§ CHALLENGE: Pull each line containing "Ushbu" out of the data and copy it.

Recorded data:
--- Start ---
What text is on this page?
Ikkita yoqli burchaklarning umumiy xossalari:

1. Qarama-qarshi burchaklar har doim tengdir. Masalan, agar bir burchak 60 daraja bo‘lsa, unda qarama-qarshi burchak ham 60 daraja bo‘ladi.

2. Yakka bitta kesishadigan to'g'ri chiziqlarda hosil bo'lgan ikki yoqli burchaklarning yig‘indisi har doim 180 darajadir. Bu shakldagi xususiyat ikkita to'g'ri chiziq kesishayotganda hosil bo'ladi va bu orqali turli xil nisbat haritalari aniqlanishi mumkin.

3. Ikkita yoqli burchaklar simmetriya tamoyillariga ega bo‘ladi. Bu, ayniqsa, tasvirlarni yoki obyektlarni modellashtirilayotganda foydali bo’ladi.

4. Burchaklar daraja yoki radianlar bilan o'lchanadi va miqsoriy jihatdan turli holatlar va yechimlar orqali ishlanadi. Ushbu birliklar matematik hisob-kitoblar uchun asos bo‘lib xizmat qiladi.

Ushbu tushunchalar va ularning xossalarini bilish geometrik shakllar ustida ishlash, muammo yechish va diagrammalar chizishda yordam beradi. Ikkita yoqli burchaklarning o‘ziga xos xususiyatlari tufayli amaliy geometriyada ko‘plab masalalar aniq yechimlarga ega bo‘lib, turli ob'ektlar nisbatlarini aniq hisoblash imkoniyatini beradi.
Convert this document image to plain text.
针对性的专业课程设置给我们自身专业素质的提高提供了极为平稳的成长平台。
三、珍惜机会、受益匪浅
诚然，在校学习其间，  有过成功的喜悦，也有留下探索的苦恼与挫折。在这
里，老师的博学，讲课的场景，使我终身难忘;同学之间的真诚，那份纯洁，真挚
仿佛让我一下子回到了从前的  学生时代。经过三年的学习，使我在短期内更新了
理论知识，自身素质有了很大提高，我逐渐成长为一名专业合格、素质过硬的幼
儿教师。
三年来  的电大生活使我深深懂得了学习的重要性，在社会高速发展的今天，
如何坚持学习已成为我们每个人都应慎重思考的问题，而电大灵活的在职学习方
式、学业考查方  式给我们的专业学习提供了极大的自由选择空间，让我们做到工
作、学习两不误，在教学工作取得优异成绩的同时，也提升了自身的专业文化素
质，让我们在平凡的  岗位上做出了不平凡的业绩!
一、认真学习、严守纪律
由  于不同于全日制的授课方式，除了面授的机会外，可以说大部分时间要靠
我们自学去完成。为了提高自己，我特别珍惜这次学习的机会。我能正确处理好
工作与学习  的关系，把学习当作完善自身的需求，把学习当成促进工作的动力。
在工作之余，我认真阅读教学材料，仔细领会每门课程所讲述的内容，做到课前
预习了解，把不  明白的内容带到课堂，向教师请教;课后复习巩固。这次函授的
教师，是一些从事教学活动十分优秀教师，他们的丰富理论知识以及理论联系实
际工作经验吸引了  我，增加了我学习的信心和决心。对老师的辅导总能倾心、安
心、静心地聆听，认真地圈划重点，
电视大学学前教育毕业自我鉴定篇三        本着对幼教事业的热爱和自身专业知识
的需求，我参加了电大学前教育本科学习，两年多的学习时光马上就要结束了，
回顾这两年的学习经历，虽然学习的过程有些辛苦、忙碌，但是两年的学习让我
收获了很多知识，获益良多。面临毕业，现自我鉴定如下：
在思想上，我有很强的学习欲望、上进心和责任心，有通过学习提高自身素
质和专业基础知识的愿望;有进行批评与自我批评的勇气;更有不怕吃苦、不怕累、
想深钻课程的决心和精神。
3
--- End ---
§ FULL ANSWER:
4. Burchaklar daraja yoki radianlar bilan o'lchanadi va miqsoriy jihatdan turli holatlar va yechimlar orqali ishlanadi. Ushbu birliklar matematik hisob-kitoblar uchun asos bo‘lib xizmat qiladi.
Ushbu tushunchalar va ularning xossalarini bilish geometrik shakllar ustida ishlash, muammo yechish va diagrammalar chizishda yordam beradi. Ikkita yoqli burchaklarning o‘ziga xos xususiyatlari tufayli amaliy geometriyada ko‘plab masalalar aniq yechimlarga ega bo‘lib, turli ob'ektlar nisbatlarini aniq hisoblash imkoniyatini beradi.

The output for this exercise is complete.